On June 2, 2025, Defendant Rivera allegedly admitted that the property could not be legally sold without a Certificate of Occupancy, confirming Defendants’ knowledge of the property’s unlawful status. ( Id . at 3). Plaintiffs further allege that Defendants fabricated rental ledgers on June 8, 2025, after receiving a litigation hold notice on May 30, 2025—the same day Valentine’s ESA was euthanized. ( Id . at 4).

Plaintiffs assert that Defendants operate a criminal enterprise through a network of 49 shell entities registered to Defendant Russell and controlled by members of the Assemi family ( Id . at 4–6). They allege at least 67 predicate acts of wire fraud and obstruction of justice, including the use of interstate ACH/EFT rent collection and the transmission of falsified documents. ( Id . at 2, 28). Plaintiffs cite corroborating evidence from a separate RICO lawsuit filed by a family insider, Kevin Assemi, and regulatory sanctions issued against Russell and Assemi by FINRA and the California Department of Real Estate. ( Id . at 3–4).

The Motion predominantly seeks emergency injunctive relief to halt a scheduled eviction on July 7, 2025, and also requests that the Court freeze corporate and personal assets, compel emergency repairs, and preserve evidence. ( Id . at 2, 5, 9–11). Plaintiffs assert claims under the Fair Housing Act, the Civil RICO statute, and California state law, including retaliatory eviction. ( Id . at 4–6).

B. Legal Standard

Federal Rule of Civil Procedure 65 governs injunctions and restraining orders, and requires that a motion for a temporary restraining order include “specific facts in an affidavit or a verified complaint [that] clearly show that immediate, and irreparable injury, loss, or damage will result to the movant before the adverse party can be heard in opposition,” as well as written certification from the movant’s attorney stating “any efforts made to give notice and the reasons why it should not be required.” Fed. R. Civ. P. 65(b). This court’s Local Rules also set forth certain procedural mandates for a TRO to issue, including that the movant provide the following documents: (1) a complaint; (2) a motion for TRO; (3) a brief on the relevant legal issues; (4) an affidavit to support the existence of irreparable harm; (5) an affidavit detailing the notice or efforts undertaken or showing good cause why notice should not be given; (6) a proposed TRO and provision for bond; and (7) a proposed order with blank for fixing time and date for a hearing. Local Rule 231(c) (E.D. Cal. 2025).

*REQUIREMENT A:* From the court excerpt on the temporary restraining order motion, list every document that Local Rule 231(c) requires the movant to provide.
*REQUIREMENT B:* Please quote the court excerpt word for word, starting with "On June 2, 2025, Defendant" and going on through "Id . at 4).".
*REQUIREMENT C:* Carry on the court excerpt past its final sentence.

*DATASET:*

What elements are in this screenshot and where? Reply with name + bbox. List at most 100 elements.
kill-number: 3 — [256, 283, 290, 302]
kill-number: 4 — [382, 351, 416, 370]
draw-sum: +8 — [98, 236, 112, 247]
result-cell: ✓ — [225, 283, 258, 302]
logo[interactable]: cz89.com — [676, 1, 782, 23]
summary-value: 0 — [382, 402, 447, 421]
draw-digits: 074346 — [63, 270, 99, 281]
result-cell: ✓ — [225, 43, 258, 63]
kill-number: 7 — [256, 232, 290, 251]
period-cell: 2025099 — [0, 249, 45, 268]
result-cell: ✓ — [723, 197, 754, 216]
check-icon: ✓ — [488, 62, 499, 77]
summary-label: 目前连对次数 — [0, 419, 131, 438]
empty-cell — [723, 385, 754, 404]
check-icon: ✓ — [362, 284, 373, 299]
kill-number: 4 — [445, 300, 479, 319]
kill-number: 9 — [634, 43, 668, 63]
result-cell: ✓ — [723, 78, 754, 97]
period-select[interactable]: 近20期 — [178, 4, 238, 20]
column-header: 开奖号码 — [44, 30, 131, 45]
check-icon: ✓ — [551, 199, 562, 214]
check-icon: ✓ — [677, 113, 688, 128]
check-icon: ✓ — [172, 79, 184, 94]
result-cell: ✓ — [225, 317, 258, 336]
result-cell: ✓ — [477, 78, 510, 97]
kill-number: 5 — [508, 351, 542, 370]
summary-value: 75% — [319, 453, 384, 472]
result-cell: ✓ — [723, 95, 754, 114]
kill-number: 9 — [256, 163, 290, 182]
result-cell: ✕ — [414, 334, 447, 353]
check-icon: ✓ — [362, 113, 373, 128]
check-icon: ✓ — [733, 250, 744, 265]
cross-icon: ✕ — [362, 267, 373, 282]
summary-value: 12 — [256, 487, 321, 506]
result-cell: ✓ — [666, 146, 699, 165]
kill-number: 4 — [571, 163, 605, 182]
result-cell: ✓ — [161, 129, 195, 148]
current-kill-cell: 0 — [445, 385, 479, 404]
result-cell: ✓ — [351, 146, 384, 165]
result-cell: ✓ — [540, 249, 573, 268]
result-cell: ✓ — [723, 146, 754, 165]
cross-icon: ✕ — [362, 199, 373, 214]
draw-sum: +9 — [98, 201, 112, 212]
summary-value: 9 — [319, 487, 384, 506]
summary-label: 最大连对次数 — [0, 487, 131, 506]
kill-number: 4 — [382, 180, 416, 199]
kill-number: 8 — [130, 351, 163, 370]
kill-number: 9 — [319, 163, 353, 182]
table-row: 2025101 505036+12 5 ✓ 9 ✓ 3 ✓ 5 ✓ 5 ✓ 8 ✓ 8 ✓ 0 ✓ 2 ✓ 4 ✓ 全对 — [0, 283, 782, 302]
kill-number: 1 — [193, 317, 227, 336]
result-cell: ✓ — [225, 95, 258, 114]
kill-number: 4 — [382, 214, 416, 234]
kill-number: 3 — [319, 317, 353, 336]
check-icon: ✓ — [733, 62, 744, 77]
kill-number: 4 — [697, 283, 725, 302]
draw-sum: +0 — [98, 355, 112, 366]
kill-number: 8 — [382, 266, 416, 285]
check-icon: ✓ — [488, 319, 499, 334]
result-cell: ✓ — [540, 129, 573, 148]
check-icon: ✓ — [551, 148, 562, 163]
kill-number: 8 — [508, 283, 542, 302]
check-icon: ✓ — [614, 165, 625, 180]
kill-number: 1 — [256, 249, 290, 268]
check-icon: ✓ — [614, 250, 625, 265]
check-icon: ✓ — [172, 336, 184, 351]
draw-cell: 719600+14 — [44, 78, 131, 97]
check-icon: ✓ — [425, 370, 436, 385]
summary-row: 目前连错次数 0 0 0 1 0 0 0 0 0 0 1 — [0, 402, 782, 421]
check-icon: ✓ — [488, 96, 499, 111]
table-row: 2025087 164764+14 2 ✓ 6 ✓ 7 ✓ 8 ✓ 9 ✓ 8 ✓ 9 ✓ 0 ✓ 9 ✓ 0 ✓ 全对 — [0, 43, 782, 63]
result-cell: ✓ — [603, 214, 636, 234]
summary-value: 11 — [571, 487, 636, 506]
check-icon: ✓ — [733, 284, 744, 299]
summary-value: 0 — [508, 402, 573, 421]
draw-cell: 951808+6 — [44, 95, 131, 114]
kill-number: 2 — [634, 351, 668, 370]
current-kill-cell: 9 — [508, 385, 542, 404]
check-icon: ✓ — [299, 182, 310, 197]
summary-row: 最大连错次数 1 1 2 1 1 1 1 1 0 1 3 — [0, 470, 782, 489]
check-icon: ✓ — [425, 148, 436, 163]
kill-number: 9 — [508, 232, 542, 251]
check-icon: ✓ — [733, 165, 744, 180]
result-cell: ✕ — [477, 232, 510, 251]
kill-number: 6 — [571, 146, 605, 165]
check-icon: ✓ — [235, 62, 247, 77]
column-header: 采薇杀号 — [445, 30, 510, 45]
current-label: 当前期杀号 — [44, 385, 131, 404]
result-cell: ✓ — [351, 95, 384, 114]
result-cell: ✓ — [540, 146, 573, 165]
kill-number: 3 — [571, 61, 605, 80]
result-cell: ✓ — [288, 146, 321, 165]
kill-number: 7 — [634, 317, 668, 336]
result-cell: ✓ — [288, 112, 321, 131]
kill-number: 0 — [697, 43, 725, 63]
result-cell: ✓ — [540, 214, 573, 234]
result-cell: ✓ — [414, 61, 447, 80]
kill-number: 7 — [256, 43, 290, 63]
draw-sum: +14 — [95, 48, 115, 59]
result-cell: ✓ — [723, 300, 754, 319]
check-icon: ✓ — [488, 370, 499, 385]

*TASK RESPONSE A:*
1. A complaint
2. A motion for TRO
3. A brief on the relevant legal issues
4. An affidavit to support the existence of irreparable harm
5. An affidavit detailing the notice or efforts undertaken or showing good cause why notice should not be given
6. A proposed TRO and provision for bond
7. A proposed order with blank for fixing time and date for a hearing

*TASK RESPONSE B:*
On June 2, 2025, Defendant Rivera allegedly admitted that the property could not be legally sold without a Certificate of Occupancy, confirming Defendants’ knowledge of the property’s unlawful status. ( Id . at 3). Plaintiffs further allege that Defendants fabricated rental ledgers on June 8, 2025, after receiving a litigation hold notice on May 30, 2025—the same day Valentine’s ESA was euthanized. ( Id . at 4).

*TASK RESPONSE C:*
Temporary restraining orders are governed by the same standard applicable to preliminary injunctions, with the exception that preliminary injunctions require notice to the adverse party. See Cal. Indep. Sys. Operator Corp. v. Reliant Energy Servs., Inc., 181 F.Supp.2d 1111, 1126 (E.D. Ca. 2001); see also Fed. R. Civ. P. 65(a). Local Rule 231, however, requires notice for temporary restraining orders as well, “[e]xcept in the most extraordinary of circumstances,” and the court considers whether the applicant could have sought relief by motion for preliminary injunction at an earlier date. Local Rule 231 (a)-(b) (E.D. Ca. 2019). A temporary restraining order “should be restricted to serving [its] underlying purpose of preserving the status quo and preventing irreparable harm just so long as is necessary to hold a hearing, and no longer.” Granny Goose Foods, Inc. v. Bhd. of Teamsters & Auto Truck Drivers Local No. 70 , 415 U.S. 423, 439 (1974).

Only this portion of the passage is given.